* [Aim of the task] Retype the records below word for word and omit any image.
**** Information given ****
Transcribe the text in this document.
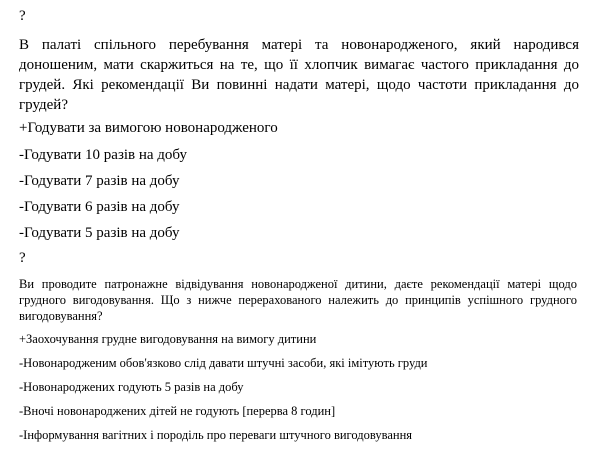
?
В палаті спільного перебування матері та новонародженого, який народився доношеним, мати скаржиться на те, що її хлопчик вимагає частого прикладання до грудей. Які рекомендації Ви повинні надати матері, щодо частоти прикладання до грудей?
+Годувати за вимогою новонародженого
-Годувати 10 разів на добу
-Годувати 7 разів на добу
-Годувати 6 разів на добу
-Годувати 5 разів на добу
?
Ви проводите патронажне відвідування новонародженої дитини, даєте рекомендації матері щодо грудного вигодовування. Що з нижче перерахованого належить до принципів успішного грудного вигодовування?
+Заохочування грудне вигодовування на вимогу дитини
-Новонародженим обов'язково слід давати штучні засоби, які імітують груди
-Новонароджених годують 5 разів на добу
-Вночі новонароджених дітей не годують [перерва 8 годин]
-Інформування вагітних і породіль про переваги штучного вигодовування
****
* [Result of this exercise]
Transcribe the text in this document.
?
В палаті спільного перебування матері та новонародженого, який народився доношеним, мати скаржиться на те, що її хлопчик вимагає частого прикладання до грудей. Які рекомендації Ви повинні надати матері, щодо частоти прикладання до грудей?
+Годувати за вимогою новонародженого
-Годувати 10 разів на добу
-Годувати 7 разів на добу
-Годувати 6 разів на добу
-Годувати 5 разів на добу
?
Ви проводите патронажне відвідування новонародженої дитини, даєте рекомендації матері щодо грудного вигодовування. Що з нижче перерахованого належить до принципів успішного грудного вигодовування?
+Заохочування грудне вигодовування на вимогу дитини
-Новонародженим обов'язково слід давати штучні засоби, які імітують груди
-Новонароджених годують 5 разів на добу
-Вночі новонароджених дітей не годують [перерва 8 годин]
-Інформування вагітних і породіль про переваги штучного вигодовування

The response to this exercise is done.